[Stored data entries]
+ + + + + + +

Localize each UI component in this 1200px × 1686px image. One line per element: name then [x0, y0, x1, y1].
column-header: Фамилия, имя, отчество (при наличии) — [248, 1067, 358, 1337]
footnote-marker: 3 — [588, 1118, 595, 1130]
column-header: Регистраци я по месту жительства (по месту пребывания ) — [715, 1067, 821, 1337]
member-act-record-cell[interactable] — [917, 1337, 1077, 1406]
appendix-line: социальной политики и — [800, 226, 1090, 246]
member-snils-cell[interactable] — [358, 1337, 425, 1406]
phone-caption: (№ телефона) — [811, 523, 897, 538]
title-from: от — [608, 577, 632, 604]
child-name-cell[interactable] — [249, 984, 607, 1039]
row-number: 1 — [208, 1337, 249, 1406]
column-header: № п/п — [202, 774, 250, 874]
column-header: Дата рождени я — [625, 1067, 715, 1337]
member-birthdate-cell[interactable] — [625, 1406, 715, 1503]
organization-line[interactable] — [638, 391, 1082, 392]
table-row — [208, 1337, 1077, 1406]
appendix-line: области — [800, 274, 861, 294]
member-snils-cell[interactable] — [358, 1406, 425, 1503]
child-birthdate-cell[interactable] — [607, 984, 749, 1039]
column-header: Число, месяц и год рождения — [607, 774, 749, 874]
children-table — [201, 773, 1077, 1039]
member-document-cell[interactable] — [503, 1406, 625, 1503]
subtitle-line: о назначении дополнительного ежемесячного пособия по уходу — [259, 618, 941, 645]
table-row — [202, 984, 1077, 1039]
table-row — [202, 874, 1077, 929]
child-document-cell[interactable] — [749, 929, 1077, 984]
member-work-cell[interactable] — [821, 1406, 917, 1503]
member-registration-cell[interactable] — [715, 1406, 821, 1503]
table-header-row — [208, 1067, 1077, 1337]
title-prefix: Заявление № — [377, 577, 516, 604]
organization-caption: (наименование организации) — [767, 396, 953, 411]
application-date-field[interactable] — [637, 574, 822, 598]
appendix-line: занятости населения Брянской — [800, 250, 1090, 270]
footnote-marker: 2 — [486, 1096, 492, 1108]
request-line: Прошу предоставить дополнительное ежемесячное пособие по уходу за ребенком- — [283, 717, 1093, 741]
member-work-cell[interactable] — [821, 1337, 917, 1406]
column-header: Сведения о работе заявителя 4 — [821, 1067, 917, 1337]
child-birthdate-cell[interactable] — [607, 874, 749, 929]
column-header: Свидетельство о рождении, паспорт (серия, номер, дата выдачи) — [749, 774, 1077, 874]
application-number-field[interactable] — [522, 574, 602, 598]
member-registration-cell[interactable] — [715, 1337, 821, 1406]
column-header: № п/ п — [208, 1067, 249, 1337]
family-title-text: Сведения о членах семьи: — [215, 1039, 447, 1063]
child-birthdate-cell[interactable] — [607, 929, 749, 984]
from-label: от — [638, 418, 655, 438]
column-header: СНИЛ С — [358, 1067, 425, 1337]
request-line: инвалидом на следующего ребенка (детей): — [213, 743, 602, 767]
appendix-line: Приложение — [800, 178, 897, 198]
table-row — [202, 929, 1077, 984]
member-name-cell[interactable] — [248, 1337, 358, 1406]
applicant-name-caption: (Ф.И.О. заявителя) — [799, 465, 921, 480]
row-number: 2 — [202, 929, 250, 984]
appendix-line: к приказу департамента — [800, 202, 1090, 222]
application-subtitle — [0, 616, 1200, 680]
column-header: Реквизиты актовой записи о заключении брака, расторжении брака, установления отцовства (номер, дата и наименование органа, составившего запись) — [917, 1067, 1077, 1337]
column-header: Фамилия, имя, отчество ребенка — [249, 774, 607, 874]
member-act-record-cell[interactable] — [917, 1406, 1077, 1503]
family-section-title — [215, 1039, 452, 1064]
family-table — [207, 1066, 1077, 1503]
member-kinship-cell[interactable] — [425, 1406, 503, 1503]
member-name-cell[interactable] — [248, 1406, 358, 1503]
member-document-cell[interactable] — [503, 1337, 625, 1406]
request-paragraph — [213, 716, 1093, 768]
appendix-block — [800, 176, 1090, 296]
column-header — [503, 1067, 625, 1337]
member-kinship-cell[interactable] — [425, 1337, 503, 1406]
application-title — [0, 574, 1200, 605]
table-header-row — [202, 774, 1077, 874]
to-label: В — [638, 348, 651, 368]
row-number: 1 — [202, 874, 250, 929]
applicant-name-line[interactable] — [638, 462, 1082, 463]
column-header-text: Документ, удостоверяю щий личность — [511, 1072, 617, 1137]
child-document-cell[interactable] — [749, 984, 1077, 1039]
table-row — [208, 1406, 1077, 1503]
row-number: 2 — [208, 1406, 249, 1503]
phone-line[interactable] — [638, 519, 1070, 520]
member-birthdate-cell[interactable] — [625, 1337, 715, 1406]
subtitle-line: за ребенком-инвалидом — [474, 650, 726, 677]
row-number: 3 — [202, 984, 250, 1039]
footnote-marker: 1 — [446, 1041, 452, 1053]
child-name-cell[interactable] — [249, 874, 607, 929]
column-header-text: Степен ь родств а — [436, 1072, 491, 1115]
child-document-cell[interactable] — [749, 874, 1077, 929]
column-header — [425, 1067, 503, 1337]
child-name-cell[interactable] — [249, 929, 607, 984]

+ + + + + + +

# Short task
Print every line of the listing above word for word, without changing anything.

# Right answer
Localize each UI component in this 1200px × 1686px image. One line per element: name then [x0, y0, x1, y1].
column-header: Фамилия, имя, отчество (при наличии) — [248, 1067, 358, 1337]
footnote-marker: 3 — [588, 1118, 595, 1130]
column-header: Регистраци я по месту жительства (по месту пребывания ) — [715, 1067, 821, 1337]
member-act-record-cell[interactable] — [917, 1337, 1077, 1406]
appendix-line: социальной политики и — [800, 226, 1090, 246]
member-snils-cell[interactable] — [358, 1337, 425, 1406]
phone-caption: (№ телефона) — [811, 523, 897, 538]
title-from: от — [608, 577, 632, 604]
child-name-cell[interactable] — [249, 984, 607, 1039]
row-number: 1 — [208, 1337, 249, 1406]
column-header: № п/п — [202, 774, 250, 874]
column-header: Дата рождени я — [625, 1067, 715, 1337]
member-birthdate-cell[interactable] — [625, 1406, 715, 1503]
organization-line[interactable] — [638, 391, 1082, 392]
table-row — [208, 1337, 1077, 1406]
appendix-line: области — [800, 274, 861, 294]
member-snils-cell[interactable] — [358, 1406, 425, 1503]
child-birthdate-cell[interactable] — [607, 984, 749, 1039]
column-header: Число, месяц и год рождения — [607, 774, 749, 874]
children-table — [201, 773, 1077, 1039]
member-document-cell[interactable] — [503, 1406, 625, 1503]
subtitle-line: о назначении дополнительного ежемесячного пособия по уходу — [259, 618, 941, 645]
table-row — [202, 984, 1077, 1039]
table-row — [202, 874, 1077, 929]
child-document-cell[interactable] — [749, 929, 1077, 984]
member-work-cell[interactable] — [821, 1406, 917, 1503]
member-registration-cell[interactable] — [715, 1406, 821, 1503]
table-header-row — [208, 1067, 1077, 1337]
title-prefix: Заявление № — [377, 577, 516, 604]
organization-caption: (наименование организации) — [767, 396, 953, 411]
application-date-field[interactable] — [637, 574, 822, 598]
appendix-line: занятости населения Брянской — [800, 250, 1090, 270]
footnote-marker: 2 — [486, 1096, 492, 1108]
request-line: Прошу предоставить дополнительное ежемесячное пособие по уходу за ребенком- — [283, 717, 1093, 741]
member-work-cell[interactable] — [821, 1337, 917, 1406]
column-header: Сведения о работе заявителя 4 — [821, 1067, 917, 1337]
child-birthdate-cell[interactable] — [607, 874, 749, 929]
column-header: Свидетельство о рождении, паспорт (серия, номер, дата выдачи) — [749, 774, 1077, 874]
application-number-field[interactable] — [522, 574, 602, 598]
member-registration-cell[interactable] — [715, 1337, 821, 1406]
column-header: № п/ п — [208, 1067, 249, 1337]
family-title-text: Сведения о членах семьи: — [215, 1039, 447, 1063]
child-birthdate-cell[interactable] — [607, 929, 749, 984]
from-label: от — [638, 418, 655, 438]
column-header: СНИЛ С — [358, 1067, 425, 1337]
request-line: инвалидом на следующего ребенка (детей): — [213, 743, 602, 767]
appendix-line: Приложение — [800, 178, 897, 198]
table-row — [202, 929, 1077, 984]
member-name-cell[interactable] — [248, 1337, 358, 1406]
applicant-name-caption: (Ф.И.О. заявителя) — [799, 465, 921, 480]
row-number: 2 — [202, 929, 250, 984]
appendix-line: к приказу департамента — [800, 202, 1090, 222]
application-subtitle — [0, 616, 1200, 680]
column-header: Реквизиты актовой записи о заключении брака, расторжении брака, установления отцовства (номер, дата и наименование органа, составившего запись) — [917, 1067, 1077, 1337]
column-header: Фамилия, имя, отчество ребенка — [249, 774, 607, 874]
member-act-record-cell[interactable] — [917, 1406, 1077, 1503]
family-section-title — [215, 1039, 452, 1064]
family-table — [207, 1066, 1077, 1503]
member-kinship-cell[interactable] — [425, 1406, 503, 1503]
member-name-cell[interactable] — [248, 1406, 358, 1503]
member-document-cell[interactable] — [503, 1337, 625, 1406]
request-paragraph — [213, 716, 1093, 768]
appendix-block — [800, 176, 1090, 296]
column-header — [503, 1067, 625, 1337]
member-kinship-cell[interactable] — [425, 1337, 503, 1406]
application-title — [0, 574, 1200, 605]
table-header-row — [202, 774, 1077, 874]
to-label: В — [638, 348, 651, 368]
row-number: 1 — [202, 874, 250, 929]
applicant-name-line[interactable] — [638, 462, 1082, 463]
column-header-text: Документ, удостоверяю щий личность — [511, 1072, 617, 1137]
child-document-cell[interactable] — [749, 984, 1077, 1039]
table-row — [208, 1406, 1077, 1503]
row-number: 2 — [208, 1406, 249, 1503]
phone-line[interactable] — [638, 519, 1070, 520]
member-birthdate-cell[interactable] — [625, 1337, 715, 1406]
subtitle-line: за ребенком-инвалидом — [474, 650, 726, 677]
row-number: 3 — [202, 984, 250, 1039]
footnote-marker: 1 — [446, 1041, 452, 1053]
child-name-cell[interactable] — [249, 874, 607, 929]
column-header-text: Степен ь родств а — [436, 1072, 491, 1115]
child-document-cell[interactable] — [749, 874, 1077, 929]
column-header — [425, 1067, 503, 1337]
child-name-cell[interactable] — [249, 929, 607, 984]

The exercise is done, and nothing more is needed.